Written exercise —
All of the data must be printed exactly; please include every line.

Data for this exercise —
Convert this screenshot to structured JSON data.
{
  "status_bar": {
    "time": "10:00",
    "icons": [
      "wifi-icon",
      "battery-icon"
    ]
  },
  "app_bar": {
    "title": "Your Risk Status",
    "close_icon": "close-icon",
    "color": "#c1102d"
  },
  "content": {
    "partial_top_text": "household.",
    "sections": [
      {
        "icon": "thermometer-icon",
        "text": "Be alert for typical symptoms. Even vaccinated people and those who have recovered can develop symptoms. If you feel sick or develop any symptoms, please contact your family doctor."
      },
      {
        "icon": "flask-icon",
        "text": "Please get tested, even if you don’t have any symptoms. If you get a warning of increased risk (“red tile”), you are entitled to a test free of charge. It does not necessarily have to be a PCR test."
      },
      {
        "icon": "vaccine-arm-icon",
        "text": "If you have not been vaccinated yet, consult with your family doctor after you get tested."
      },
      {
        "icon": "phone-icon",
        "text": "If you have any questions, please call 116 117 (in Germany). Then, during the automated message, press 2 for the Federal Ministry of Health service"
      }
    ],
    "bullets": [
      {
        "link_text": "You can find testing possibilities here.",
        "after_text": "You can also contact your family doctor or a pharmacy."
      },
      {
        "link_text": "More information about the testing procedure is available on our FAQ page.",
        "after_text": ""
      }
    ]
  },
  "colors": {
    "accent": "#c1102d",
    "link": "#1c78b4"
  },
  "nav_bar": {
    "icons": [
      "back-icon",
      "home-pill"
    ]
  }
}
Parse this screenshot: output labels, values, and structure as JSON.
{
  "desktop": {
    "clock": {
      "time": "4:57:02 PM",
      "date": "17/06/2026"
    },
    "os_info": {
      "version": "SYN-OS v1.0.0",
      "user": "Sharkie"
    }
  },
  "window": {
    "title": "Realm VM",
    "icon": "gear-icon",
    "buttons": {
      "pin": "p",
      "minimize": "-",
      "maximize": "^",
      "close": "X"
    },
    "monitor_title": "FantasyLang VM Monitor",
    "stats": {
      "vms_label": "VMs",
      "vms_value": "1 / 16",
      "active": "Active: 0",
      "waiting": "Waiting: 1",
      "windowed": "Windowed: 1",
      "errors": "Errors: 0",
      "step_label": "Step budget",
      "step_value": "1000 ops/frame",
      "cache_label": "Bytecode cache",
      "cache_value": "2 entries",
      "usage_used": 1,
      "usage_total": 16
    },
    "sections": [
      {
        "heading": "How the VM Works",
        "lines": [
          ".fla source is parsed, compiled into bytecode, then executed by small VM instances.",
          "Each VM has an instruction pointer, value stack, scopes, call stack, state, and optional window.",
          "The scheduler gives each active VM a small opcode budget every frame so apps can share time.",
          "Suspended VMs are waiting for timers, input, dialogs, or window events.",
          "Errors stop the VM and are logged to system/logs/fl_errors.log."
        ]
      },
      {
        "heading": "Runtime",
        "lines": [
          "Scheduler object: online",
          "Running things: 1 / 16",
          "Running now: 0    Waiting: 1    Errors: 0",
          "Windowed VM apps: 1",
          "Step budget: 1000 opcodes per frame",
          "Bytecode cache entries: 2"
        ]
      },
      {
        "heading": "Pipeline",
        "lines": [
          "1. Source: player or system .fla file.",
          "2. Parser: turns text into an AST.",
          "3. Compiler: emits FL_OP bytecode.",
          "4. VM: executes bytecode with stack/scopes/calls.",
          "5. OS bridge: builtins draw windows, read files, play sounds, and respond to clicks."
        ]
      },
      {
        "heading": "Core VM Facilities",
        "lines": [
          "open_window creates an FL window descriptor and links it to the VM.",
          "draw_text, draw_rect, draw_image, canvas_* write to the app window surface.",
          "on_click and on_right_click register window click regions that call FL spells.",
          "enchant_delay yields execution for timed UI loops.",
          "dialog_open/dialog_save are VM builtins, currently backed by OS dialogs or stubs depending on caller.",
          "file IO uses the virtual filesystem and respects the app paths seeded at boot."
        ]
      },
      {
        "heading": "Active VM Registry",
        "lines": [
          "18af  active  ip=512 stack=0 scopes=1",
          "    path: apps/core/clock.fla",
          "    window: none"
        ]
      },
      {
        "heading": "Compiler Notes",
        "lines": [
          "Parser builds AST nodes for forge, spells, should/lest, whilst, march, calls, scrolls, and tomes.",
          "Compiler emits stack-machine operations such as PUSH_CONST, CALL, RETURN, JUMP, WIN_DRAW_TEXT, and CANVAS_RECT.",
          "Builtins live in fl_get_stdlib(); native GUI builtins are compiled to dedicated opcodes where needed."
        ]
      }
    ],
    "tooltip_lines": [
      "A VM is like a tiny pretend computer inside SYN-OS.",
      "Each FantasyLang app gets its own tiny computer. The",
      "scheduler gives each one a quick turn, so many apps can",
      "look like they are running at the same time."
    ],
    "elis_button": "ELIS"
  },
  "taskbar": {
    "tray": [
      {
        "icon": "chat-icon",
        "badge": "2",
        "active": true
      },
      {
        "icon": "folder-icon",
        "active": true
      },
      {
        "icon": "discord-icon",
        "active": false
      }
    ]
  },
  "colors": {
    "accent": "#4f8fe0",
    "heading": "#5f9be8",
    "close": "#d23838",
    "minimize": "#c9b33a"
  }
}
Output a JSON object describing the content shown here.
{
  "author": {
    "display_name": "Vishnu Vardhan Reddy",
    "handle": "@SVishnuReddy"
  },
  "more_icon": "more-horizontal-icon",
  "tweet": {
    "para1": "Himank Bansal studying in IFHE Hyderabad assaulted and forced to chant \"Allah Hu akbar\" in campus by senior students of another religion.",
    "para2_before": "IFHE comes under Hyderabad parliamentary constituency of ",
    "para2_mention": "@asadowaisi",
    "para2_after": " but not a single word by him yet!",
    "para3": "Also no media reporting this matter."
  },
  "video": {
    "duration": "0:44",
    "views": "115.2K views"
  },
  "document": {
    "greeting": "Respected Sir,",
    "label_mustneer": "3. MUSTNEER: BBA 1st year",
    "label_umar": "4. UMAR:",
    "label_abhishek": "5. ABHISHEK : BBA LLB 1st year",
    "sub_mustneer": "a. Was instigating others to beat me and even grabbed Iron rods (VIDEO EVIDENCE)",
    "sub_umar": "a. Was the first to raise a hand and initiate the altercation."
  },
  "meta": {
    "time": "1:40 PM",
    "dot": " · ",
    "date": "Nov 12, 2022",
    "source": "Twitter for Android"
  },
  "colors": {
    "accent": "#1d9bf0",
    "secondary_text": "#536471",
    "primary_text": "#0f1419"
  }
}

Response to this task —
Convert this screenshot to structured JSON data.
{
  "status_bar": {
    "time": "10:00",
    "icons": [
      "wifi-icon",
      "battery-icon"
    ]
  },
  "app_bar": {
    "title": "Your Risk Status",
    "close_icon": "close-icon",
    "color": "#c1102d"
  },
  "content": {
    "partial_top_text": "household.",
    "sections": [
      {
        "icon": "thermometer-icon",
        "text": "Be alert for typical symptoms. Even vaccinated people and those who have recovered can develop symptoms. If you feel sick or develop any symptoms, please contact your family doctor."
      },
      {
        "icon": "flask-icon",
        "text": "Please get tested, even if you don’t have any symptoms. If you get a warning of increased risk (“red tile”), you are entitled to a test free of charge. It does not necessarily have to be a PCR test."
      },
      {
        "icon": "vaccine-arm-icon",
        "text": "If you have not been vaccinated yet, consult with your family doctor after you get tested."
      },
      {
        "icon": "phone-icon",
        "text": "If you have any questions, please call 116 117 (in Germany). Then, during the automated message, press 2 for the Federal Ministry of Health service"
      }
    ],
    "bullets": [
      {
        "link_text": "You can find testing possibilities here.",
        "after_text": "You can also contact your family doctor or a pharmacy."
      },
      {
        "link_text": "More information about the testing procedure is available on our FAQ page.",
        "after_text": ""
      }
    ]
  },
  "colors": {
    "accent": "#c1102d",
    "link": "#1c78b4"
  },
  "nav_bar": {
    "icons": [
      "back-icon",
      "home-pill"
    ]
  }
}
Parse this screenshot: output labels, values, and structure as JSON.
{
  "desktop": {
    "clock": {
      "time": "4:57:02 PM",
      "date": "17/06/2026"
    },
    "os_info": {
      "version": "SYN-OS v1.0.0",
      "user": "Sharkie"
    }
  },
  "window": {
    "title": "Realm VM",
    "icon": "gear-icon",
    "buttons": {
      "pin": "p",
      "minimize": "-",
      "maximize": "^",
      "close": "X"
    },
    "monitor_title": "FantasyLang VM Monitor",
    "stats": {
      "vms_label": "VMs",
      "vms_value": "1 / 16",
      "active": "Active: 0",
      "waiting": "Waiting: 1",
      "windowed": "Windowed: 1",
      "errors": "Errors: 0",
      "step_label": "Step budget",
      "step_value": "1000 ops/frame",
      "cache_label": "Bytecode cache",
      "cache_value": "2 entries",
      "usage_used": 1,
      "usage_total": 16
    },
    "sections": [
      {
        "heading": "How the VM Works",
        "lines": [
          ".fla source is parsed, compiled into bytecode, then executed by small VM instances.",
          "Each VM has an instruction pointer, value stack, scopes, call stack, state, and optional window.",
          "The scheduler gives each active VM a small opcode budget every frame so apps can share time.",
          "Suspended VMs are waiting for timers, input, dialogs, or window events.",
          "Errors stop the VM and are logged to system/logs/fl_errors.log."
        ]
      },
      {
        "heading": "Runtime",
        "lines": [
          "Scheduler object: online",
          "Running things: 1 / 16",
          "Running now: 0    Waiting: 1    Errors: 0",
          "Windowed VM apps: 1",
          "Step budget: 1000 opcodes per frame",
          "Bytecode cache entries: 2"
        ]
      },
      {
        "heading": "Pipeline",
        "lines": [
          "1. Source: player or system .fla file.",
          "2. Parser: turns text into an AST.",
          "3. Compiler: emits FL_OP bytecode.",
          "4. VM: executes bytecode with stack/scopes/calls.",
          "5. OS bridge: builtins draw windows, read files, play sounds, and respond to clicks."
        ]
      },
      {
        "heading": "Core VM Facilities",
        "lines": [
          "open_window creates an FL window descriptor and links it to the VM.",
          "draw_text, draw_rect, draw_image, canvas_* write to the app window surface.",
          "on_click and on_right_click register window click regions that call FL spells.",
          "enchant_delay yields execution for timed UI loops.",
          "dialog_open/dialog_save are VM builtins, currently backed by OS dialogs or stubs depending on caller.",
          "file IO uses the virtual filesystem and respects the app paths seeded at boot."
        ]
      },
      {
        "heading": "Active VM Registry",
        "lines": [
          "18af  active  ip=512 stack=0 scopes=1",
          "    path: apps/core/clock.fla",
          "    window: none"
        ]
      },
      {
        "heading": "Compiler Notes",
        "lines": [
          "Parser builds AST nodes for forge, spells, should/lest, whilst, march, calls, scrolls, and tomes.",
          "Compiler emits stack-machine operations such as PUSH_CONST, CALL, RETURN, JUMP, WIN_DRAW_TEXT, and CANVAS_RECT.",
          "Builtins live in fl_get_stdlib(); native GUI builtins are compiled to dedicated opcodes where needed."
        ]
      }
    ],
    "tooltip_lines": [
      "A VM is like a tiny pretend computer inside SYN-OS.",
      "Each FantasyLang app gets its own tiny computer. The",
      "scheduler gives each one a quick turn, so many apps can",
      "look like they are running at the same time."
    ],
    "elis_button": "ELIS"
  },
  "taskbar": {
    "tray": [
      {
        "icon": "chat-icon",
        "badge": "2",
        "active": true
      },
      {
        "icon": "folder-icon",
        "active": true
      },
      {
        "icon": "discord-icon",
        "active": false
      }
    ]
  },
  "colors": {
    "accent": "#4f8fe0",
    "heading": "#5f9be8",
    "close": "#d23838",
    "minimize": "#c9b33a"
  }
}
Output a JSON object describing the content shown here.
{
  "author": {
    "display_name": "Vishnu Vardhan Reddy",
    "handle": "@SVishnuReddy"
  },
  "more_icon": "more-horizontal-icon",
  "tweet": {
    "para1": "Himank Bansal studying in IFHE Hyderabad assaulted and forced to chant \"Allah Hu akbar\" in campus by senior students of another religion.",
    "para2_before": "IFHE comes under Hyderabad parliamentary constituency of ",
    "para2_mention": "@asadowaisi",
    "para2_after": " but not a single word by him yet!",
    "para3": "Also no media reporting this matter."
  },
  "video": {
    "duration": "0:44",
    "views": "115.2K views"
  },
  "document": {
    "greeting": "Respected Sir,",
    "label_mustneer": "3. MUSTNEER: BBA 1st year",
    "label_umar": "4. UMAR:",
    "label_abhishek": "5. ABHISHEK : BBA LLB 1st year",
    "sub_mustneer": "a. Was instigating others to beat me and even grabbed Iron rods (VIDEO EVIDENCE)",
    "sub_umar": "a. Was the first to raise a hand and initiate the altercation."
  },
  "meta": {
    "time": "1:40 PM",
    "dot": " · ",
    "date": "Nov 12, 2022",
    "source": "Twitter for Android"
  },
  "colors": {
    "accent": "#1d9bf0",
    "secondary_text": "#536471",
    "primary_text": "#0f1419"
  }
}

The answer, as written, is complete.